**TASK STATEMENT**
Extract and list every line that contains the word "count".
*-*-*
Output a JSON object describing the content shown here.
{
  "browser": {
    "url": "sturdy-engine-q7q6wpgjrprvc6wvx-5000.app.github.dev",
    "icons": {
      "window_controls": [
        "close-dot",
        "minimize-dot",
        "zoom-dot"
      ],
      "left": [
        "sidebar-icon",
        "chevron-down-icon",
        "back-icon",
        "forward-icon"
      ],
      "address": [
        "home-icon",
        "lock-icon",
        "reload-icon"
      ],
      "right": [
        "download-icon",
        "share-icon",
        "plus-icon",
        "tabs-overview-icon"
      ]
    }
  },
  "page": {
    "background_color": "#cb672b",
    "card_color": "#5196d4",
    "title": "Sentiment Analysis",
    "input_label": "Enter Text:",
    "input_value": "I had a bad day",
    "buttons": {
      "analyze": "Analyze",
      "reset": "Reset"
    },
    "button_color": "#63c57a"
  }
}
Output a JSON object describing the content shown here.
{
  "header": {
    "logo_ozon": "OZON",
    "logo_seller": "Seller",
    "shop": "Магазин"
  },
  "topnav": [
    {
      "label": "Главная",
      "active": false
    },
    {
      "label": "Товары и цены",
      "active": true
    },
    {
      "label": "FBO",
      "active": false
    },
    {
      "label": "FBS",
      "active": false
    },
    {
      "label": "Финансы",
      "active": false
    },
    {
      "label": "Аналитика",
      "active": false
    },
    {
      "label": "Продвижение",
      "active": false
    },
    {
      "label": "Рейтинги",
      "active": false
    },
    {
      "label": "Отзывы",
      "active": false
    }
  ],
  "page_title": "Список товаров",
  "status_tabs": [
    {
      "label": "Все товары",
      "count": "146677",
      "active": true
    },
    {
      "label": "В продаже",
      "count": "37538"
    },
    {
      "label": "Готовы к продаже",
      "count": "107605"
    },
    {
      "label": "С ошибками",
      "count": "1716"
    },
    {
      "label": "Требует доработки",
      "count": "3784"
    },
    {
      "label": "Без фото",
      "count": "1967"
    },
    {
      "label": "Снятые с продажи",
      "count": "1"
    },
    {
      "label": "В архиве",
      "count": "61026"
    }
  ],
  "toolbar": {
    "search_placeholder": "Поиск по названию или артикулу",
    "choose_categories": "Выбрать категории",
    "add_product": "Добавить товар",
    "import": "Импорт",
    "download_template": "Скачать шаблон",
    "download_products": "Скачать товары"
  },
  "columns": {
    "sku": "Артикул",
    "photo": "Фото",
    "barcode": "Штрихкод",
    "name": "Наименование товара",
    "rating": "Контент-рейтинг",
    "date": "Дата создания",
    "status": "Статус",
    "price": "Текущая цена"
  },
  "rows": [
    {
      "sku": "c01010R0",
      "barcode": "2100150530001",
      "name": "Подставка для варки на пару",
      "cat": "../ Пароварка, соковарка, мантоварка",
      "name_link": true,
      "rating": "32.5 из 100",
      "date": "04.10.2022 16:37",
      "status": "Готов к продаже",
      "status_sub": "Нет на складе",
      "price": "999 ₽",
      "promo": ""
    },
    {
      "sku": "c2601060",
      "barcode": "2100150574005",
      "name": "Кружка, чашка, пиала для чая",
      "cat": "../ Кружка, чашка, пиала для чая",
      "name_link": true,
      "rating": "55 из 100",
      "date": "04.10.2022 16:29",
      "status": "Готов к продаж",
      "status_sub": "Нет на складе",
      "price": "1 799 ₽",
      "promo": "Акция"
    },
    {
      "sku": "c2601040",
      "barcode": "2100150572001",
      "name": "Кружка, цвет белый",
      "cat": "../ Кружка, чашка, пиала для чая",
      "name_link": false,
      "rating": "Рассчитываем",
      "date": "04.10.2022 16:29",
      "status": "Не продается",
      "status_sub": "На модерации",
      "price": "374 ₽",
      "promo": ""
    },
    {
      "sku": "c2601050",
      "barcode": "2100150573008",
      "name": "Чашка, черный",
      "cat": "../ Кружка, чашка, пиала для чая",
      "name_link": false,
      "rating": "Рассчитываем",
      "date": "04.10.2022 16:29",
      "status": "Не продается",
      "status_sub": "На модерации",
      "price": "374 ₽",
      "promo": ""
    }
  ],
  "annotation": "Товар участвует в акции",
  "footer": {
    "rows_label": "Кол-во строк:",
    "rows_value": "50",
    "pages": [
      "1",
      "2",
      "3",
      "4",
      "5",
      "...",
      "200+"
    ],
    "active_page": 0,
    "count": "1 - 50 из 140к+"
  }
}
*-*-*
**EXERCISE ANSWER**
      "count": "146677",
      "count": "37538"
      "count": "107605"
      "count": "1716"
      "count": "3784"
      "count": "1967"
      "count": "1"
      "count": "61026"
    "count": "1 - 50 из 140к+"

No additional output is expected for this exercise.